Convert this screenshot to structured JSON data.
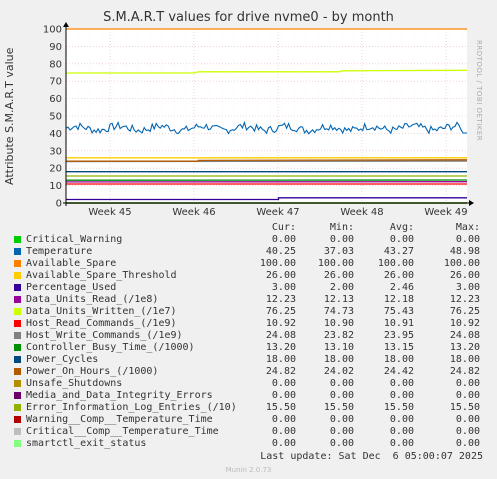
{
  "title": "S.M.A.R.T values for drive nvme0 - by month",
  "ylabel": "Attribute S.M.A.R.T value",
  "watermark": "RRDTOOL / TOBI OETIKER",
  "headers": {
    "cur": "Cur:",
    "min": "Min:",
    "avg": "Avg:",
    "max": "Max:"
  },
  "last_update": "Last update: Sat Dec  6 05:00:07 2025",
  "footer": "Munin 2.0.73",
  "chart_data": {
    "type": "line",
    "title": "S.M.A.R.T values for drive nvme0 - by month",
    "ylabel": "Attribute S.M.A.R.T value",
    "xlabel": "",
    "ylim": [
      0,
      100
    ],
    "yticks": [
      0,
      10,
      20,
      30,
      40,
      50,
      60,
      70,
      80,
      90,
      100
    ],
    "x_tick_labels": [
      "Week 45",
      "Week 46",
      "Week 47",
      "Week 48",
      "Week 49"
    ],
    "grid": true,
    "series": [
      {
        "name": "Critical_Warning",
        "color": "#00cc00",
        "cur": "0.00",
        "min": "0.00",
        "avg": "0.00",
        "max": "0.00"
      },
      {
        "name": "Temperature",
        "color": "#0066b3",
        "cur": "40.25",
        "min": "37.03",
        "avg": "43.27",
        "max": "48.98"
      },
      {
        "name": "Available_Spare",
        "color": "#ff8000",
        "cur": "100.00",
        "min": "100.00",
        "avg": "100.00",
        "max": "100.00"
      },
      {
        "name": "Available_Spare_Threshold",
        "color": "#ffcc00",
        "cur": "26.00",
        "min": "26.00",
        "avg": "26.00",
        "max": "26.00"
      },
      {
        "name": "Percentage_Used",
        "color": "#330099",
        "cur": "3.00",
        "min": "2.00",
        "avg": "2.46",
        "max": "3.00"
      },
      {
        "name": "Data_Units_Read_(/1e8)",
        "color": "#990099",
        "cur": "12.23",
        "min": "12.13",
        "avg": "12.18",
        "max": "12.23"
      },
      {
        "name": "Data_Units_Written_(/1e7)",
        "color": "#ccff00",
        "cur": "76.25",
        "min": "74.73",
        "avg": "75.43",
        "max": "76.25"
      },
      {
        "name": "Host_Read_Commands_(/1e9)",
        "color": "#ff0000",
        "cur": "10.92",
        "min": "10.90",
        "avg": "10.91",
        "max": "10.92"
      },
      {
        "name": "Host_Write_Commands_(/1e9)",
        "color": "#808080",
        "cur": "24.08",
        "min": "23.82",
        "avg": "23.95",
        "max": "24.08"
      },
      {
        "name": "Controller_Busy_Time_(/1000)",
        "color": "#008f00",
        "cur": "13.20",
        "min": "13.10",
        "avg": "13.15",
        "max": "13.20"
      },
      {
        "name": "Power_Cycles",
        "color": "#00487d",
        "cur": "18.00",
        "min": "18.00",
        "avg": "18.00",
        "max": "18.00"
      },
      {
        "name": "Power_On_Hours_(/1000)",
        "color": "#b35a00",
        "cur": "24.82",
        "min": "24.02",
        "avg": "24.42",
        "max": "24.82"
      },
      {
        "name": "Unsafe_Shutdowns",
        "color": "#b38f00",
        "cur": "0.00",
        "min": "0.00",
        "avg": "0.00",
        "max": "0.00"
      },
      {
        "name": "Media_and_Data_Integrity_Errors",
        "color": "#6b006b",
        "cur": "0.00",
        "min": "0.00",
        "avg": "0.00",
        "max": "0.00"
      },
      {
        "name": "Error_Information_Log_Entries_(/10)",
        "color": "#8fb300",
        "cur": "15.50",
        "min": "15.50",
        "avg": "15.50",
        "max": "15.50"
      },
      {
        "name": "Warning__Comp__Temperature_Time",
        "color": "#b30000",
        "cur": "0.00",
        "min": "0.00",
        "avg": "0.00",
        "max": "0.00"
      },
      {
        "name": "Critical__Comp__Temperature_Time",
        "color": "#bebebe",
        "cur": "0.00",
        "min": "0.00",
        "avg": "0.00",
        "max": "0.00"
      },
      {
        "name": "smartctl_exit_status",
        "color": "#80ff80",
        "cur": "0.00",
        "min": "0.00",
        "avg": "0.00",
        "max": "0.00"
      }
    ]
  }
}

** Given problem **
Search the lines above for the string "drive" and copy each line that has it.

** Task answer **
  "title": "S.M.A.R.T values for drive nvme0 - by month",
    "title": "S.M.A.R.T values for drive nvme0 - by month",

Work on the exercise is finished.